▶ Dataset rows:
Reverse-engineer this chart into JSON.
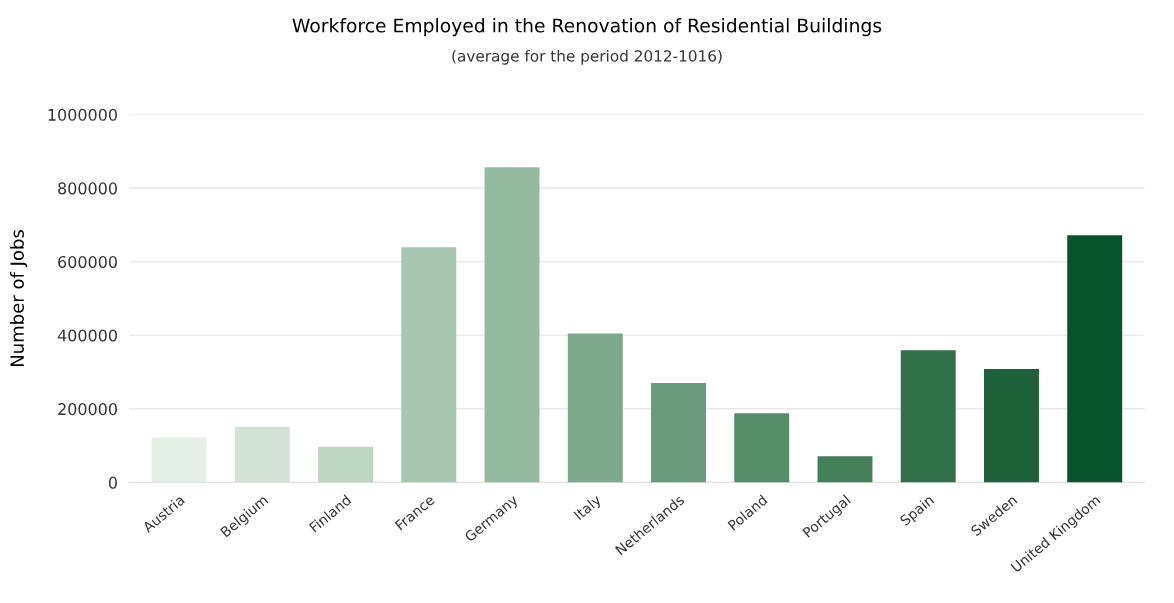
{
  "chart_data": {
    "type": "bar",
    "title": "Workforce Employed in the Renovation of Residential Buildings",
    "subtitle": "(average for the period 2012-1016)",
    "ylabel": "Number of Jobs",
    "categories": [
      "Austria",
      "Belgium",
      "Finland",
      "France",
      "Germany",
      "Italy",
      "Netherlands",
      "Poland",
      "Portugal",
      "Spain",
      "Sweden",
      "United Kingdom"
    ],
    "values": [
      122000,
      151000,
      97000,
      639000,
      857000,
      405000,
      270000,
      188000,
      71000,
      359000,
      308000,
      672000
    ],
    "colors": [
      "#e3efe5",
      "#d0e3d4",
      "#bdd6c2",
      "#a8c7b1",
      "#94ba9f",
      "#7fa98c",
      "#6a9c7b",
      "#568d69",
      "#437f58",
      "#307048",
      "#1d6139",
      "#07542b"
    ],
    "ylim": [
      0,
      1000000
    ],
    "yticks": [
      0,
      200000,
      400000,
      600000,
      800000,
      1000000
    ],
    "grid": "y",
    "legend": false
  }
}
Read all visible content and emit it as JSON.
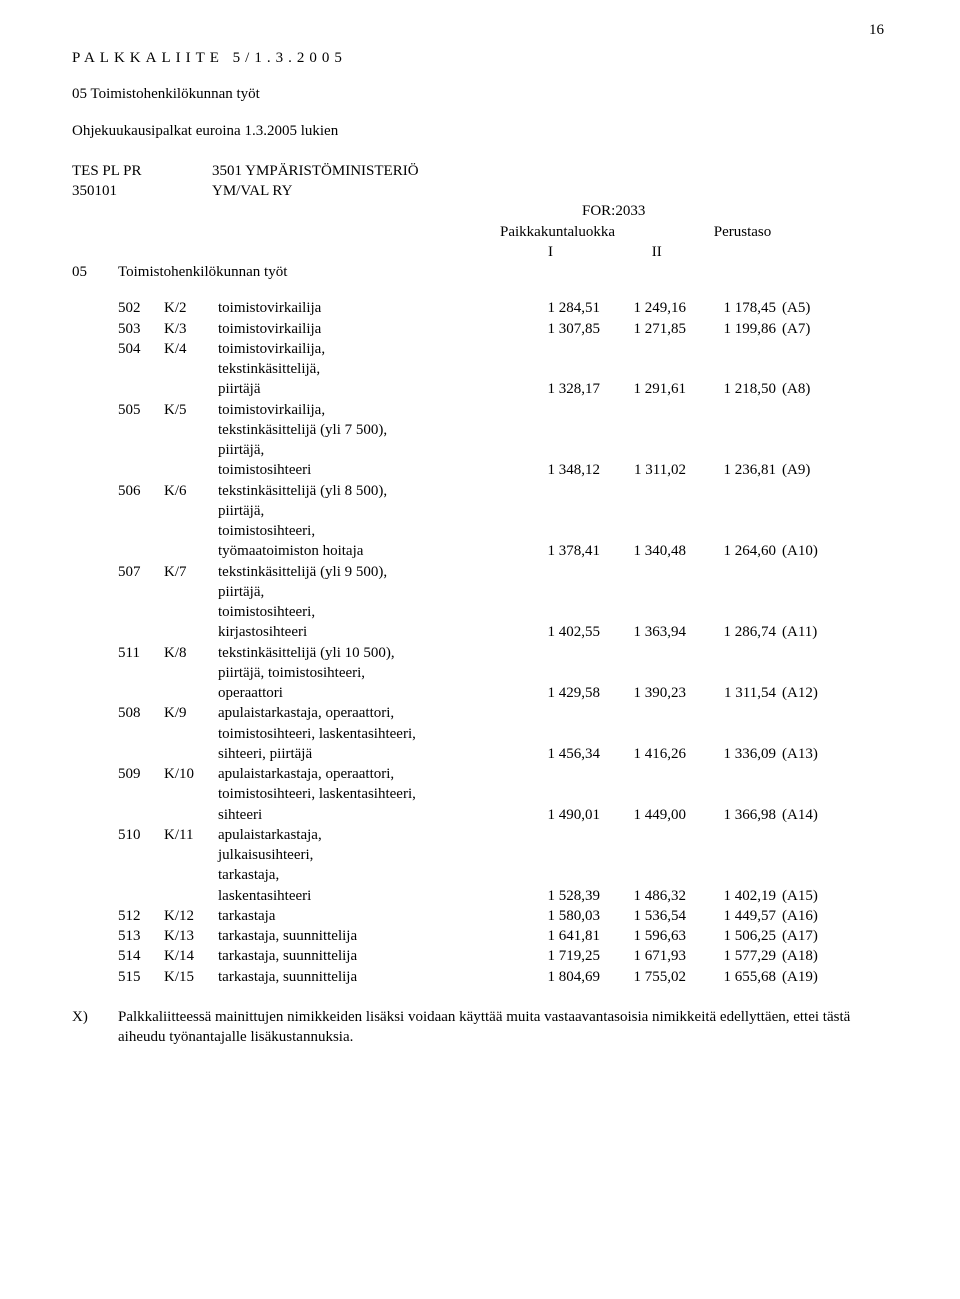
{
  "page_number": "16",
  "header": {
    "title_spaced": "PALKKALIITE 5/1.3.2005",
    "line1": "05  Toimistohenkilökunnan työt",
    "line2": "Ohjekuukausipalkat euroina 1.3.2005 lukien"
  },
  "org": {
    "tes_label": "TES  PL  PR",
    "tes_value": "3501 YMPÄRISTÖMINISTERIÖ",
    "unit_code": "350101",
    "unit_name": "YM/VAL RY",
    "for_code": "FOR:2033",
    "pkl": "Paikkakuntaluokka",
    "perustaso": "Perustaso",
    "roman_I": "I",
    "roman_II": "II",
    "section_code": "05",
    "section_name": "Toimistohenkilökunnan työt"
  },
  "rows": [
    {
      "code": "502",
      "k": "K/2",
      "desc": [
        "toimistovirkailija"
      ],
      "n1": "1 284,51",
      "n2": "1 249,16",
      "n3": "1 178,45",
      "a": "(A5)"
    },
    {
      "code": "503",
      "k": "K/3",
      "desc": [
        "toimistovirkailija"
      ],
      "n1": "1 307,85",
      "n2": "1 271,85",
      "n3": "1 199,86",
      "a": "(A7)"
    },
    {
      "code": "504",
      "k": "K/4",
      "desc": [
        "toimistovirkailija,",
        "tekstinkäsittelijä,",
        "piirtäjä"
      ],
      "n1": "1 328,17",
      "n2": "1 291,61",
      "n3": "1 218,50",
      "a": "(A8)"
    },
    {
      "code": "505",
      "k": "K/5",
      "desc": [
        "toimistovirkailija,",
        "tekstinkäsittelijä (yli 7 500),",
        "piirtäjä,",
        "toimistosihteeri"
      ],
      "n1": "1 348,12",
      "n2": "1 311,02",
      "n3": "1 236,81",
      "a": "(A9)"
    },
    {
      "code": "506",
      "k": "K/6",
      "desc": [
        "tekstinkäsittelijä (yli 8 500),",
        "piirtäjä,",
        "toimistosihteeri,",
        "työmaatoimiston hoitaja"
      ],
      "n1": "1 378,41",
      "n2": "1 340,48",
      "n3": "1 264,60",
      "a": "(A10)"
    },
    {
      "code": "507",
      "k": "K/7",
      "desc": [
        "tekstinkäsittelijä (yli 9 500),",
        "piirtäjä,",
        "toimistosihteeri,",
        "kirjastosihteeri"
      ],
      "n1": "1 402,55",
      "n2": "1 363,94",
      "n3": "1 286,74",
      "a": "(A11)"
    },
    {
      "code": "511",
      "k": "K/8",
      "desc": [
        "tekstinkäsittelijä (yli 10 500),",
        "piirtäjä, toimistosihteeri,",
        "operaattori"
      ],
      "n1": "1 429,58",
      "n2": "1 390,23",
      "n3": "1 311,54",
      "a": "(A12)"
    },
    {
      "code": "508",
      "k": "K/9",
      "desc": [
        "apulaistarkastaja, operaattori,",
        "toimistosihteeri, laskentasihteeri,",
        "sihteeri, piirtäjä"
      ],
      "n1": "1 456,34",
      "n2": "1 416,26",
      "n3": "1 336,09",
      "a": "(A13)"
    },
    {
      "code": "509",
      "k": "K/10",
      "desc": [
        "apulaistarkastaja, operaattori,",
        "toimistosihteeri, laskentasihteeri,",
        "sihteeri"
      ],
      "n1": "1 490,01",
      "n2": "1 449,00",
      "n3": "1 366,98",
      "a": "(A14)"
    },
    {
      "code": "510",
      "k": "K/11",
      "desc": [
        "apulaistarkastaja,",
        "julkaisusihteeri,",
        "tarkastaja,",
        "laskentasihteeri"
      ],
      "n1": "1 528,39",
      "n2": "1 486,32",
      "n3": "1 402,19",
      "a": "(A15)"
    },
    {
      "code": "512",
      "k": "K/12",
      "desc": [
        "tarkastaja"
      ],
      "n1": "1 580,03",
      "n2": "1 536,54",
      "n3": "1 449,57",
      "a": "(A16)"
    },
    {
      "code": "513",
      "k": "K/13",
      "desc": [
        "tarkastaja, suunnittelija"
      ],
      "n1": "1 641,81",
      "n2": "1 596,63",
      "n3": "1 506,25",
      "a": "(A17)"
    },
    {
      "code": "514",
      "k": "K/14",
      "desc": [
        "tarkastaja, suunnittelija"
      ],
      "n1": "1 719,25",
      "n2": "1 671,93",
      "n3": "1 577,29",
      "a": "(A18)"
    },
    {
      "code": "515",
      "k": "K/15",
      "desc": [
        "tarkastaja, suunnittelija"
      ],
      "n1": "1 804,69",
      "n2": "1 755,02",
      "n3": "1 655,68",
      "a": "(A19)"
    }
  ],
  "footnote": {
    "marker": "X)",
    "text": "Palkkaliitteessä mainittujen nimikkeiden lisäksi voidaan käyttää muita vastaavantasoisia nimikkeitä edellyttäen, ettei tästä aiheudu työnantajalle lisäkustannuksia."
  }
}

▶ Objective:
Repeat every record above exactly, but leave out any pictures.

▶ Expected answer:
Reverse-engineer this chart into JSON.
{
  "chart_data": {
    "type": "bar",
    "title": "Workforce Employed in the Renovation of Residential Buildings",
    "subtitle": "(average for the period 2012-1016)",
    "ylabel": "Number of Jobs",
    "categories": [
      "Austria",
      "Belgium",
      "Finland",
      "France",
      "Germany",
      "Italy",
      "Netherlands",
      "Poland",
      "Portugal",
      "Spain",
      "Sweden",
      "United Kingdom"
    ],
    "values": [
      122000,
      151000,
      97000,
      639000,
      857000,
      405000,
      270000,
      188000,
      71000,
      359000,
      308000,
      672000
    ],
    "colors": [
      "#e3efe5",
      "#d0e3d4",
      "#bdd6c2",
      "#a8c7b1",
      "#94ba9f",
      "#7fa98c",
      "#6a9c7b",
      "#568d69",
      "#437f58",
      "#307048",
      "#1d6139",
      "#07542b"
    ],
    "ylim": [
      0,
      1000000
    ],
    "yticks": [
      0,
      200000,
      400000,
      600000,
      800000,
      1000000
    ],
    "grid": "y",
    "legend": false
  }
}
Read all visible content and emit it as JSON.
{
  "page_number": "16",
  "header": {
    "title_spaced": "PALKKALIITE 5/1.3.2005",
    "line1": "05  Toimistohenkilökunnan työt",
    "line2": "Ohjekuukausipalkat euroina 1.3.2005 lukien"
  },
  "org": {
    "tes_label": "TES  PL  PR",
    "tes_value": "3501 YMPÄRISTÖMINISTERIÖ",
    "unit_code": "350101",
    "unit_name": "YM/VAL RY",
    "for_code": "FOR:2033",
    "pkl": "Paikkakuntaluokka",
    "perustaso": "Perustaso",
    "roman_I": "I",
    "roman_II": "II",
    "section_code": "05",
    "section_name": "Toimistohenkilökunnan työt"
  },
  "rows": [
    {
      "code": "502",
      "k": "K/2",
      "desc": [
        "toimistovirkailija"
      ],
      "n1": "1 284,51",
      "n2": "1 249,16",
      "n3": "1 178,45",
      "a": "(A5)"
    },
    {
      "code": "503",
      "k": "K/3",
      "desc": [
        "toimistovirkailija"
      ],
      "n1": "1 307,85",
      "n2": "1 271,85",
      "n3": "1 199,86",
      "a": "(A7)"
    },
    {
      "code": "504",
      "k": "K/4",
      "desc": [
        "toimistovirkailija,",
        "tekstinkäsittelijä,",
        "piirtäjä"
      ],
      "n1": "1 328,17",
      "n2": "1 291,61",
      "n3": "1 218,50",
      "a": "(A8)"
    },
    {
      "code": "505",
      "k": "K/5",
      "desc": [
        "toimistovirkailija,",
        "tekstinkäsittelijä (yli 7 500),",
        "piirtäjä,",
        "toimistosihteeri"
      ],
      "n1": "1 348,12",
      "n2": "1 311,02",
      "n3": "1 236,81",
      "a": "(A9)"
    },
    {
      "code": "506",
      "k": "K/6",
      "desc": [
        "tekstinkäsittelijä (yli 8 500),",
        "piirtäjä,",
        "toimistosihteeri,",
        "työmaatoimiston hoitaja"
      ],
      "n1": "1 378,41",
      "n2": "1 340,48",
      "n3": "1 264,60",
      "a": "(A10)"
    },
    {
      "code": "507",
      "k": "K/7",
      "desc": [
        "tekstinkäsittelijä (yli 9 500),",
        "piirtäjä,",
        "toimistosihteeri,",
        "kirjastosihteeri"
      ],
      "n1": "1 402,55",
      "n2": "1 363,94",
      "n3": "1 286,74",
      "a": "(A11)"
    },
    {
      "code": "511",
      "k": "K/8",
      "desc": [
        "tekstinkäsittelijä (yli 10 500),",
        "piirtäjä, toimistosihteeri,",
        "operaattori"
      ],
      "n1": "1 429,58",
      "n2": "1 390,23",
      "n3": "1 311,54",
      "a": "(A12)"
    },
    {
      "code": "508",
      "k": "K/9",
      "desc": [
        "apulaistarkastaja, operaattori,",
        "toimistosihteeri, laskentasihteeri,",
        "sihteeri, piirtäjä"
      ],
      "n1": "1 456,34",
      "n2": "1 416,26",
      "n3": "1 336,09",
      "a": "(A13)"
    },
    {
      "code": "509",
      "k": "K/10",
      "desc": [
        "apulaistarkastaja, operaattori,",
        "toimistosihteeri, laskentasihteeri,",
        "sihteeri"
      ],
      "n1": "1 490,01",
      "n2": "1 449,00",
      "n3": "1 366,98",
      "a": "(A14)"
    },
    {
      "code": "510",
      "k": "K/11",
      "desc": [
        "apulaistarkastaja,",
        "julkaisusihteeri,",
        "tarkastaja,",
        "laskentasihteeri"
      ],
      "n1": "1 528,39",
      "n2": "1 486,32",
      "n3": "1 402,19",
      "a": "(A15)"
    },
    {
      "code": "512",
      "k": "K/12",
      "desc": [
        "tarkastaja"
      ],
      "n1": "1 580,03",
      "n2": "1 536,54",
      "n3": "1 449,57",
      "a": "(A16)"
    },
    {
      "code": "513",
      "k": "K/13",
      "desc": [
        "tarkastaja, suunnittelija"
      ],
      "n1": "1 641,81",
      "n2": "1 596,63",
      "n3": "1 506,25",
      "a": "(A17)"
    },
    {
      "code": "514",
      "k": "K/14",
      "desc": [
        "tarkastaja, suunnittelija"
      ],
      "n1": "1 719,25",
      "n2": "1 671,93",
      "n3": "1 577,29",
      "a": "(A18)"
    },
    {
      "code": "515",
      "k": "K/15",
      "desc": [
        "tarkastaja, suunnittelija"
      ],
      "n1": "1 804,69",
      "n2": "1 755,02",
      "n3": "1 655,68",
      "a": "(A19)"
    }
  ],
  "footnote": {
    "marker": "X)",
    "text": "Palkkaliitteessä mainittujen nimikkeiden lisäksi voidaan käyttää muita vastaavantasoisia nimikkeitä edellyttäen, ettei tästä aiheudu työnantajalle lisäkustannuksia."
  }
}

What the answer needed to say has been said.